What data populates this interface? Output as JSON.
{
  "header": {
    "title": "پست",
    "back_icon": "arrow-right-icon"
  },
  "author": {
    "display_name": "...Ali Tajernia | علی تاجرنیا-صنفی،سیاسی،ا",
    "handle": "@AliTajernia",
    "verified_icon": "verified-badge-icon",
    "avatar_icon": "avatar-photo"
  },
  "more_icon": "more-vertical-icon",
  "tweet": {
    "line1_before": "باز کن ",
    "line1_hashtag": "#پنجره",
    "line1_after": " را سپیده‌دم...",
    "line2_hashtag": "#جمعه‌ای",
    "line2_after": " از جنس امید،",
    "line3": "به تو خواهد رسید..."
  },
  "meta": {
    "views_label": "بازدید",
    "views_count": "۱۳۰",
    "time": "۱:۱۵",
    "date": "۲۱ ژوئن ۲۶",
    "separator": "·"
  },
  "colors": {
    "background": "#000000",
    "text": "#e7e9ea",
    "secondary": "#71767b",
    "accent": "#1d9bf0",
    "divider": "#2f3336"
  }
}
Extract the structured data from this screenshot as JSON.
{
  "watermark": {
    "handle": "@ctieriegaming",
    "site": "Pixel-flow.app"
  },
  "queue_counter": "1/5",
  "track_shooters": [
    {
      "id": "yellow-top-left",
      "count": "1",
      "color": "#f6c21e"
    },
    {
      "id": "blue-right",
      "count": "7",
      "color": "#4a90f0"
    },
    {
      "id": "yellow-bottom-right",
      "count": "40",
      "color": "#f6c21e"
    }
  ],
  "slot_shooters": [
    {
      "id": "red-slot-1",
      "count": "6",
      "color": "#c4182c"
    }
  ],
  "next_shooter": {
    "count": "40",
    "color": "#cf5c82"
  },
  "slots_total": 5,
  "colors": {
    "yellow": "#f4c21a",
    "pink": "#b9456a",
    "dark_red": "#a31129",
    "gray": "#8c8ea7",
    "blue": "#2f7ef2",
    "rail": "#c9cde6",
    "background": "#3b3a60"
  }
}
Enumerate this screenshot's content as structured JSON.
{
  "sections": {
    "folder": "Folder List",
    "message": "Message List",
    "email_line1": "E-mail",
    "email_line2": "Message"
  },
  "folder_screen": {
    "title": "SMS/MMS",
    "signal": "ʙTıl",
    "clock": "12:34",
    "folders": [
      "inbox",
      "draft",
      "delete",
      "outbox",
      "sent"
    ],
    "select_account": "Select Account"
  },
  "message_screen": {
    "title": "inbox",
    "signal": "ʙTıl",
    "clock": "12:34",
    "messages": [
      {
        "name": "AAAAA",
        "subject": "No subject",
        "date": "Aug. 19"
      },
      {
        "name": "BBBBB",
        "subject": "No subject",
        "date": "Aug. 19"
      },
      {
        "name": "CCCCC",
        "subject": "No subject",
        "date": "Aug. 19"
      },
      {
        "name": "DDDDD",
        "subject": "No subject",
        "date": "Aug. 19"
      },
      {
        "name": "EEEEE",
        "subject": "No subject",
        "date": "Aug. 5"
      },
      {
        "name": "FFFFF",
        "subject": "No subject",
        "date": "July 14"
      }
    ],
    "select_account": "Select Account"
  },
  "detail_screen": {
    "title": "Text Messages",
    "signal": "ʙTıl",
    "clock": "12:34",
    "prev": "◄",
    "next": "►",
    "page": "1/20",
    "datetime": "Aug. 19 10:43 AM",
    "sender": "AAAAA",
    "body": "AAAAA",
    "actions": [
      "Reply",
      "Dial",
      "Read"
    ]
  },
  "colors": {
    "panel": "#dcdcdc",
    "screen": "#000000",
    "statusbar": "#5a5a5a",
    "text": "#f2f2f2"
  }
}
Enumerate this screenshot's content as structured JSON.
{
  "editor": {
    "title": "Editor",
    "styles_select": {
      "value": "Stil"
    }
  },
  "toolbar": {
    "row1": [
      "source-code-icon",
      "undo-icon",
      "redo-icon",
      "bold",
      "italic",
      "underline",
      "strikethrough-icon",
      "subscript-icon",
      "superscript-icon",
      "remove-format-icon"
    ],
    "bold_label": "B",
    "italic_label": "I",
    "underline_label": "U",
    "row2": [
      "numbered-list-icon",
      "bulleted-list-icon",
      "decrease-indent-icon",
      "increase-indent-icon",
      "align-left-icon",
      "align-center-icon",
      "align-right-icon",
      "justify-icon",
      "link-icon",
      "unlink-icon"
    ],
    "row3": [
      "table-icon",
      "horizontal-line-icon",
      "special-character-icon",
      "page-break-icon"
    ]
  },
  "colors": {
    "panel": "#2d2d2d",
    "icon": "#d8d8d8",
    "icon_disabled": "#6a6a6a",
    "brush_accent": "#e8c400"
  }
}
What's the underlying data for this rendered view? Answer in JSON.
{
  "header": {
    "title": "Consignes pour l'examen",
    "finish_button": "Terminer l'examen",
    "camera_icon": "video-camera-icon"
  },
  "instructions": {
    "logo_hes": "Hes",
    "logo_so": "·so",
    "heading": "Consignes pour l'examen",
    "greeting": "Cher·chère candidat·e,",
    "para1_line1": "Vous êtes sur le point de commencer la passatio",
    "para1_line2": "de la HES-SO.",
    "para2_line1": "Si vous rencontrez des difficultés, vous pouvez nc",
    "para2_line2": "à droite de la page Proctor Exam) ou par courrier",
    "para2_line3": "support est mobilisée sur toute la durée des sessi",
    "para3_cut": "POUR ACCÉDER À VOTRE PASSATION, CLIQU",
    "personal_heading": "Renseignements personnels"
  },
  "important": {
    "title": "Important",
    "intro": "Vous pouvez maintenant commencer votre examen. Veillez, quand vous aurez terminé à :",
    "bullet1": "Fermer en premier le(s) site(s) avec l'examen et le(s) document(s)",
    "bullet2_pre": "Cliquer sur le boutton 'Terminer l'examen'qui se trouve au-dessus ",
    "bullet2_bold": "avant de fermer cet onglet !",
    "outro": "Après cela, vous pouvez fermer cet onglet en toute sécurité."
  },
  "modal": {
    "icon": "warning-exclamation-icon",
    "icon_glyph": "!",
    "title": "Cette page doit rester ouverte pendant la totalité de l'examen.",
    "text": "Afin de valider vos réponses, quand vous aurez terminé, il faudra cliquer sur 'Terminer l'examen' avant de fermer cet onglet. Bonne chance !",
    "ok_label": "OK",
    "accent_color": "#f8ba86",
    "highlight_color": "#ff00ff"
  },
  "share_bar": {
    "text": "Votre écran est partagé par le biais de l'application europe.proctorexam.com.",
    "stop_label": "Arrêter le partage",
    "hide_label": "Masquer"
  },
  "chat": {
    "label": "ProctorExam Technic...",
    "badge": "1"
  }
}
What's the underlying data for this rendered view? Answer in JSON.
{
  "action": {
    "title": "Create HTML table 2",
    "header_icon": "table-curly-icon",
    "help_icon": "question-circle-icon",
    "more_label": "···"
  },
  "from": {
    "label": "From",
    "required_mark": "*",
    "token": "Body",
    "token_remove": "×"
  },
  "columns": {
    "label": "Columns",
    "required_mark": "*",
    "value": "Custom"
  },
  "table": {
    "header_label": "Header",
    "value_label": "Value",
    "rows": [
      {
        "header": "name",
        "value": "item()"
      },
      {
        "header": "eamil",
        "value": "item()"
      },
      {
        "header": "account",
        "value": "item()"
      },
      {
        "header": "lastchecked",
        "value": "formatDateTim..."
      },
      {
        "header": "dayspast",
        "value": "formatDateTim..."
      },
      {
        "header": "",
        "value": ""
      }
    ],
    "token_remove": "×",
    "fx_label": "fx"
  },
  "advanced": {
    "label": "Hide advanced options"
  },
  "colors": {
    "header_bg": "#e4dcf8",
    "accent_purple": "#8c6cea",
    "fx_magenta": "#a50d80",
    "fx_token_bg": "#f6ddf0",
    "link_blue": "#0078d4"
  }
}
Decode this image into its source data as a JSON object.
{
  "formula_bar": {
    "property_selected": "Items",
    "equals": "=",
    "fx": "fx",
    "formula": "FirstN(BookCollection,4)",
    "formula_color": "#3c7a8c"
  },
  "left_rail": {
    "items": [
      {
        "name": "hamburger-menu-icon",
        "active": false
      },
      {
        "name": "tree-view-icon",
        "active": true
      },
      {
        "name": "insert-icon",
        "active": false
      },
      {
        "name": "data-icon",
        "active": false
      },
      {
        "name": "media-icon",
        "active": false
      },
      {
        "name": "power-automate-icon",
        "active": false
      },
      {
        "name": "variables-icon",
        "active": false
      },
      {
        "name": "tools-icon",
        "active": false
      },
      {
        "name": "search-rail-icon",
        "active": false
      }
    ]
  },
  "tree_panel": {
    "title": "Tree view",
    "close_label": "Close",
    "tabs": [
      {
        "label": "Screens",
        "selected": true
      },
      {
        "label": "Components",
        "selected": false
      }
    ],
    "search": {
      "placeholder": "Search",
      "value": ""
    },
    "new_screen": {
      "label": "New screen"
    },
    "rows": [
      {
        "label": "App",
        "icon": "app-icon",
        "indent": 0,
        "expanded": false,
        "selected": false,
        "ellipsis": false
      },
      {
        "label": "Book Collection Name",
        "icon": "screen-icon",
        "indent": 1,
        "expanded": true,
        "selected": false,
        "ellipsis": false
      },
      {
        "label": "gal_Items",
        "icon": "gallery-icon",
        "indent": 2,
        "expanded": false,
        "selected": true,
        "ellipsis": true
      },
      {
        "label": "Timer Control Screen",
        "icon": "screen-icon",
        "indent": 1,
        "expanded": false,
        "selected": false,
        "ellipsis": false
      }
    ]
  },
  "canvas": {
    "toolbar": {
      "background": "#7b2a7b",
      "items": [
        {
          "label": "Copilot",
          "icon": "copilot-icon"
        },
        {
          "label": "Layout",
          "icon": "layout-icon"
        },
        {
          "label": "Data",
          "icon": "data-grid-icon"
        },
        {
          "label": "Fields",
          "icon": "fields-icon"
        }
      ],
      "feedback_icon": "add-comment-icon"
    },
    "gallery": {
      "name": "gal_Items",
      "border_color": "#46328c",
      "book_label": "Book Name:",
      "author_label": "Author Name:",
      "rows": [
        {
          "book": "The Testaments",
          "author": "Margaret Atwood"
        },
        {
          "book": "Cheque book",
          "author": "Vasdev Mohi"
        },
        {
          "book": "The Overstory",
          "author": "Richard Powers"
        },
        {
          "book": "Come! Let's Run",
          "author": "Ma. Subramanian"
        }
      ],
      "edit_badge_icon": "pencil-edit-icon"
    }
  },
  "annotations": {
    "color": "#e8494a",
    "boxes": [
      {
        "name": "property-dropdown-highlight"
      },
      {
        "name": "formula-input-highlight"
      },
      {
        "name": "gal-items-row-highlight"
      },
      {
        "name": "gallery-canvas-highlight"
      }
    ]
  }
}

(SHORT EXERCISE)
Out of the records, collect only those lines that contain the string "Terminer".

(ANSWER TO THE TASK)
    "finish_button": "Terminer l'examen",
    "bullet2_pre": "Cliquer sur le boutton 'Terminer l'examen'qui se trouve au-dessus ",
    "text": "Afin de valider vos réponses, quand vous aurez terminé, il faudra cliquer sur 'Terminer l'examen' avant de fermer cet onglet. Bonne chance !",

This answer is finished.